- [Fragmento de origen]:
En cuanto empezara la guerra y la más que previsible manipulación izquierdista de la postura vaticana, se pondría en marcha en la COPE, desde dentro o inducida desde fuera, esa diferenciación de posturas y, de forma tan sutil como inevitable, se plantearía esa lucha de poder que supone también todo conflicto de legitimidad. Luis creía que se podía interpretar perfectamente la guerra como legítima desde el punto de vista católico y yo creo que toda lucha contra la tiranía, más violenta cuanto más violento el tirano, es deseable o está justificada. Pero, naturalmente, también tenían argumentos los sectores católicos más de izquierdas o antioccidentales. Por eso era importante la interpretación que hiciera Rouco, si la hacía, de la guerra en ciernes y la posición del Papa.
Curiosamente, esa interpretación se redujo a una sola frase en el momento en que realmente empezó el comentario a fondo sobre la clásica oposición a la guerra del Vaticano. Y la planteó, tal y como Luis Herrero había previsto, José Luis Restan. Al citar la guerra de Afganistán, de la que la de Irak era evidente continuación, dijo Rouco:
—Bueno, José Luis, la condena de la guerra de Afganistán, como de toda guerra en principio, fue muchísimo más matizada que la que se hizo de la guerra del Golfo por la liberación de Kuwait, donde creo que nosotros participamos bajo gobierno del PSOE. Léete lo que se dijo entonces y hace un año y verás que es muy distinto. La diferencia es que en Afganistán se trata de la lucha contra el terrorismo, y eso supone matices de autodefensa y de uso legítimo de la fuerza que no se pueden dejar de contemplar.
Luis y yo nos habíamos sentado cerca, como hacíamos habitualmente, bien junto a don Bernardo y enfrente de Rouco, bien junto a Rouco y enfrente de don Bernardo, según el número de comensales y las características del evento culinario-institucional. Al oír al cardenal, Luis no tardó ni tres segundos en hacerme una mueca de agradable sorpresa, tranquilidad sobrevenida, placidez en la zozobra y confortamiento en el desasosiego. Todo ello y algo más en un gesto de una décima de segundo. Al salir, después de seguir el convite y la charla durante un buen rato, me dijo en el pasillo, mientras bajábamos a su despacho en la redacción:
—¡Ufff! No hay fuera de juego. El árbitro se ha mostrado más bien casero.
—Querrás decir justísimo.
—Exactamente. Aplicando el reglamento en función de la jugada, como debe ser. ¿Y has visto cómo se desplegaban las fuerzas previsibles contra los objetivos previstos?
—He visto, Luisewitz, he visto y he admirado tu clarividencia estratégica. Pero de no oírlo de Rouco, no creerlo. Ahora bien, ¿qué ha dicho? Interprétame al oráculo.
—Rouco está preocupado. No sabe qué va a pasar cuando empiece la guerra y la campaña política en contra, pero no piensa condenar a priori a Bush ni a Aznar. Salvo…
—Salvo que el Vaticano la condene de forma expresa. No sólo genéricamente.
—O sea, que, pasando al tenis, hemos salvado una pelota de
set
y de partido.
—Sí, pero el partido continúa. Cuidado con las voleas en la red.

- [Líneas proporcionadas]:
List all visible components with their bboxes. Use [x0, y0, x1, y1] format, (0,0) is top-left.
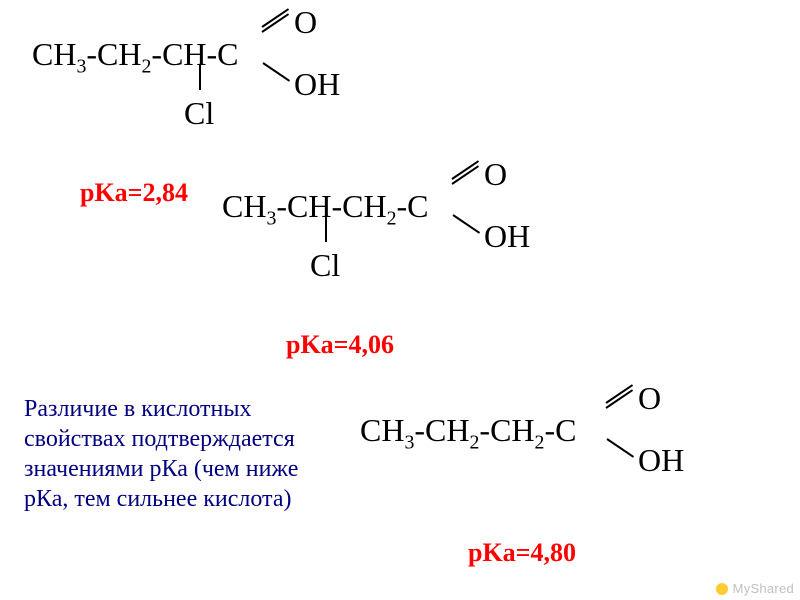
- mol1-substituent: Cl: [184, 97, 214, 129]
- mol3-backbone: CH3-CH2-CH2-C: [360, 412, 576, 448]
- mol1-double-bond-a: [261, 8, 289, 28]
- mol2-single-bond-oh: [452, 214, 480, 234]
- mol3-hydroxyl: OH: [638, 444, 684, 476]
- mol1-hydroxyl: OH: [294, 68, 340, 100]
- mol2-oxygen: O: [484, 158, 507, 190]
- mol2-substituent: Cl: [310, 249, 340, 281]
- mol3-pka-label: pKa=4,80: [468, 538, 576, 568]
- watermark-text: MyShared: [733, 581, 794, 596]
- mol3-single-bond-oh: [606, 438, 634, 458]
- mol1-sub-bond: [199, 64, 201, 90]
- mol1-backbone: CH3-CH2-CH-C: [32, 36, 239, 72]
- mol3-structure: CH3-CH2-CH2-C O OH: [360, 414, 576, 446]
- mol2-structure: CH3-CH-CH2-C O OH Cl: [222, 190, 429, 222]
- mol2-double-bond-a: [451, 160, 479, 180]
- mol2-sub-bond: [325, 216, 327, 242]
- mol1-single-bond-oh: [262, 62, 290, 82]
- watermark: MyShared: [716, 581, 794, 596]
- molecule-3: CH3-CH2-CH2-C O OH: [360, 414, 576, 446]
- mol1-pka-label: pKa=2,84: [80, 178, 188, 208]
- mol1-structure: CH3-CH2-CH-C O OH Cl: [32, 38, 239, 70]
- mol2-hydroxyl: OH: [484, 220, 530, 252]
- mol3-double-bond-a: [605, 384, 633, 404]
- watermark-icon: [716, 583, 728, 595]
- explanation-paragraph: Различие в кислотных свойствах подтвержд…: [24, 394, 298, 514]
- molecule-2: CH3-CH-CH2-C O OH Cl: [222, 190, 429, 222]
- mol2-pka-label: pKa=4,06: [286, 330, 394, 360]
- molecule-1: CH3-CH2-CH-C O OH Cl: [32, 38, 239, 70]
- mol1-oxygen: O: [294, 6, 317, 38]
- mol3-oxygen: O: [638, 382, 661, 414]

- [Ejercicio breve 1]: En el fragmento sobre Rouco y la guerra, ¿quién planteó el comentario a fondo sobre la oposición del Vaticano a la guerra, como había previsto Luis Herrero?
- [Ejercicio breve 2]: Prosigue el fragmento sobre Rouco y la guerra de Irak a partir de su última frase.
Las líneas proceden de una fuente distinta a la del fragmento.

- [Resultado final 1]: José Luis Restan.

- [Resultado final 2]:
—Nunca he jugado al tenis.
—Ya me lo parecía.
La verdad es que estábamos felices y lo único que podía alegrarnos era una sola frase de Rouco, interpretada de la manera que creíamos correcta. Nada más. Es curioso que, incluso ahora, esa frase pueda interpretarse de una u otra forma, incluso de ninguna forma. Sin embargo, en su contexto significó lo que creímos que significaba porque todos actuamos en consecuencia, tanto los que pretendían imponer una cierta disciplina vaticana como los que queríamos mantener la tradicional libertad de los programas de la COPE. Unos y otros interpretamos que Rouco avalaba la continuidad, la autonomía de los comunicadores. Y como los hechos no nos desmintieron, creemos que era así. Sin embargo, se trataba sólo de un equilibrio temporal que podía venirse abajo en cuanto empezara la guerra. Evidentemente, la guerra había empezado mucho antes de empezar.
Después del 11-M y, sobre todo, después de las investigaciones periodísticas que han desmontado toda la versión socialista sobre la masacre que, repugnantemente manipulada, les llevó al Poder, muchos ven el comienzo de un auténtico golpe de Estado en las movilizaciones del
Prestige
y de la guerra de Irak. Yo no quiero actualizar con datos de hoy las sensaciones de ayer ni contar lo que ayer vivimos por lo que hoy sabemos. Para ello, lo mejor será recuperar algunos párrafos del prólogo de
El adiós de Aznar
, que salió en Planeta a comienzos de 2004, cuando todo indicaba que el presidente del Gobierno, tras superar la terrible prueba de la izquierda en la calle, se iba por la puerta grande y dejaba a su designado heredero, Mariano Rajoy, en La Moncloa.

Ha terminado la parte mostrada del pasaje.